Sichere Einreise für 500.000
HANDLUNGSBEDARF. Eine solidarische Europäische Union sollte 500.000 Flüchtlingen pro Jahr die legale und sichere Einreise ermöglichen. Selbst Australien lässt proportional mehr Leute ins Land. | Kommentar: Alexander Pollak
Ende April schreckte die Kronenzeitung ihre LeserInnen mit der Titelschlagzeile „Trotz Flüchtlings-Tragödien auf dem Mittelmeer: 500.000 wollen heuer in die EU“ auf. Was die Krone nicht thematisierte: Es geht nicht um die Aufnahme so vieler Menschen in einen Kleinstaat, sondern in einen Raum, der mehr als 500 Millionen Menschen umfasst.
500.000 zusätzliche Menschen würden für den EU-Raum einen Bevölkerungszuwachs von weniger als 0,1 Prozent bedeuten. Auf eine Million EinwohnerInnen kämen Tausend neue hinzu. Bei einer gleichmäßigen Verteilung würde das für Österreich bedeuten, dass 8.900 Menschen pro Jahr ins Land kämen.
Im Jahr 2014 suchten 28.000 Personen Asyl in Österreich, Anfang der 2000er Jahre waren es fast 40.000. Und zu Zeiten des Bosnienkriegs kamen 90.000 Menschen.
Entlastung
In die EU flüchteten 2014 insgesamt mehr als 600.000 Menschen auf der Suche nach Schutz, also deutlich mehr als 500.000. Das Problem dabei ist aber, dass 95 Prozent dieser Menschen nicht auf legalem Weg nach Europa kommen konnten. Ein Gedankenspiel: Was würde nun passieren, wenn die EU sich von ihrer bisherigen Abwehrpolitik mit einer Flüchtlings-Zielgröße von nahezu Null verabschieden würde? Welche Folgen hätte es, wenn man ein Kontingent von 500.000 Flüchtlingen pro Jahr festlegen würde, denen man die legale und sichere Einreise nach Europa erlaubt?
Ein solches Kontingent würde zuallererst bedeuten, dass viele Menschen, die in Europa Schutz und Lebensperspektiven finden wollen, nicht mehr auf Schlepper angewiesen wären. Sie müssten nicht mehr hohe Geldbeträge zahlen und ihr Leben riskieren, um europäischen Boden betreten zu können. Legale Einreise würde auch bedeuten, dass die Ankunft der Menschen wesentlich organisierter ablaufen könnte. Nicht zuletzt würden gezielte Flüchtlingskontingente eine Entlastung für vollkommen überforderte Länder wie etwa den Libanon bedeuten, ein Land, das, obwohl flächenmäßig kleiner als Tirol, zurzeit mehr als 1 Million syrische Flüchtlinge beherbergt.

**********

**Zu bearbeitende Aufgaben**
A - Wie viele Menschen kämen laut dem Kommentar zur sicheren Einreise bei gleichmäßiger Verteilung pro Jahr nach Österreich?
B - Führe den Kommentar zur sicheren Einreise für Flüchtlinge nach seinem letzten Satz fort.

**Daten zur Analyse**
**********

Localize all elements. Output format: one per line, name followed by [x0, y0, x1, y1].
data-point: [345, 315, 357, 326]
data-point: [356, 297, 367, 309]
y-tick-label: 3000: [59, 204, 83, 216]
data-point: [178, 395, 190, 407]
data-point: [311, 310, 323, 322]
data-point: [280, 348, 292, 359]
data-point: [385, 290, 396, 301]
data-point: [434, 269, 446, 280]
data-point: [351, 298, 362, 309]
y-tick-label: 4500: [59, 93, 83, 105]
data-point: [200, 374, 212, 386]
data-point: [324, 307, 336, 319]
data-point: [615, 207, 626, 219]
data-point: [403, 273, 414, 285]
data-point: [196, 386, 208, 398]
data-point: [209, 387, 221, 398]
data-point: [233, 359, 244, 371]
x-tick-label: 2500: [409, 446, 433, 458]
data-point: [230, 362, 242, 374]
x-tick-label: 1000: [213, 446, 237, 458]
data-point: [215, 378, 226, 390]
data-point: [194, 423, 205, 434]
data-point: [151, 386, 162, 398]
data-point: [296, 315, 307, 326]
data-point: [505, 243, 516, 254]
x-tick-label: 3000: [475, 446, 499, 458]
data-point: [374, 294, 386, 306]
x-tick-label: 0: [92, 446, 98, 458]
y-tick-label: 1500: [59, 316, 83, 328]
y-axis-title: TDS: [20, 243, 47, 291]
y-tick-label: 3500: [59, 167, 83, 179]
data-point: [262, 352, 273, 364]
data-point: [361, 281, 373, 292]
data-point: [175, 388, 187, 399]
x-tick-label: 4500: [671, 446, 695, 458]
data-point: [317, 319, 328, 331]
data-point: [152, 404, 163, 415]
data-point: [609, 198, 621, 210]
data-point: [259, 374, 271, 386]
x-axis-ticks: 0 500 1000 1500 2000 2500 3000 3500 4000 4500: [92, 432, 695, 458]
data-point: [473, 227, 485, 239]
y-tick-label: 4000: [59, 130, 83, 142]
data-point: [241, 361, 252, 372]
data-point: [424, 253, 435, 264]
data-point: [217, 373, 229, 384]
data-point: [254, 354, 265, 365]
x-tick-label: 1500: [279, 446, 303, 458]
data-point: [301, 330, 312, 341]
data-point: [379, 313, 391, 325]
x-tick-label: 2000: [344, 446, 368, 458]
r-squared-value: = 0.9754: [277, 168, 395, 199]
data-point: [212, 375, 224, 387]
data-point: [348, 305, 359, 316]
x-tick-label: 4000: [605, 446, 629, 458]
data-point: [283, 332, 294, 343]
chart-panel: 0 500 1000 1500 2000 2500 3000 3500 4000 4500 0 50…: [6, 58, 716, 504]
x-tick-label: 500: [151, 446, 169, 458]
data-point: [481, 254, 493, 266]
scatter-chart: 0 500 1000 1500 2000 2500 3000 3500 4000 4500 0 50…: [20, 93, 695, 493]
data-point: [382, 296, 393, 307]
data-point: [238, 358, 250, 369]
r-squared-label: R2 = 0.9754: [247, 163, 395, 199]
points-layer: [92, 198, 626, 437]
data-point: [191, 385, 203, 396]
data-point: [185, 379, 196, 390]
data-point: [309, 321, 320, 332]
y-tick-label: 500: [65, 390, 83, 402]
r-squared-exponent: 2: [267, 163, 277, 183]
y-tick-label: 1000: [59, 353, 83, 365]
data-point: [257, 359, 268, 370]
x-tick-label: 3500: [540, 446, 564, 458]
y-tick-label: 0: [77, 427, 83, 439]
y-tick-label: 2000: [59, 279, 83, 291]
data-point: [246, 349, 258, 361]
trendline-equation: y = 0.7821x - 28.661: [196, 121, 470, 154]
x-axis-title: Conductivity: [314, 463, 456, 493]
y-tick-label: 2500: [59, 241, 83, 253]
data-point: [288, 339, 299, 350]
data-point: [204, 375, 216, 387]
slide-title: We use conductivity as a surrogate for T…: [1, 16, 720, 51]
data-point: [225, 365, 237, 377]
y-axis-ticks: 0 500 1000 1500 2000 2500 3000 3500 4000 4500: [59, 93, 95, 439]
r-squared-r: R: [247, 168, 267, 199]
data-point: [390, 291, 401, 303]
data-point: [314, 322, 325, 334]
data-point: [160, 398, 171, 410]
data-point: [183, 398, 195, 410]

**********

**Lösungen**
A - 8.900 Menschen pro Jahr.

B -
EU-weite Anträge
Keine Frage, auch mit einer koordinierten Flüchtlingspolitik würde es weiterhin Menschen geben, die bereit wären, Schlepper zu bezahlen und ihr Leben zu riskieren, um einer Notsituation zu entfliehen, aber weit weniger als heute.
Was bräuchte es, damit die koordinierte Aufnahme von 500.000 Menschen pro Jahr funktioniert? Erstens: ein gemeinsames europäisches Antragsverfahren, das es ermöglicht, dass Menschen bereits außerhalb der EU einen Asylantrag stellen können. Zweitens: Es bräuchte einen solidarischen Aufnahme- und Finanzierungsschlüssel. Das heißt, Staaten, die, gemessen an ihrer EinwohnerInnenzahl, Wirtschaftskraft und sozialen Situation überproportional viele Schutzsuchende aufnehmen, sollten aus einem EU-Topf Ausgleichszahlungen erhalten.
Diese Ausgleichszahlungen sind wichtig, denn die Aufnahme von Schutzsuchenden ist nicht nur ein Gebot der Menschlichkeit, der Solidarität und der globalen Stabilität, sondern auch eine große Herausforderung. Deren Bewältigung bedarf entsprechender Mittel und Strukturen, aber auch der Abkehr von der in Österreich praktizierten Desintegrationspolitik. Es braucht von Anfang an Maßnahmen und Programme, die es Schutzsuchenden rasch ermöglichen, Fuß zu fassen.
Übrigens: Das derzeit wegen seiner brutalen „No Way“-Kampagne von AsylgegnerInnen gerne als Vorbild genannte Australien ermöglicht pro Jahr 190.000 Menschen die legale Einreise, darunter auch vielen Flüchtlingen. Australien hat 23 Millionen EinwohnerInnen. Umgerechnet auf die mehr als 20 Mal so große Bevölkerungszahl der EU würde der australische Weg bedeuten, dass die EU jedes Jahr nicht nur 500.000, sondern mehr als 4 Millionen Menschen die Einreise ermöglichen würde.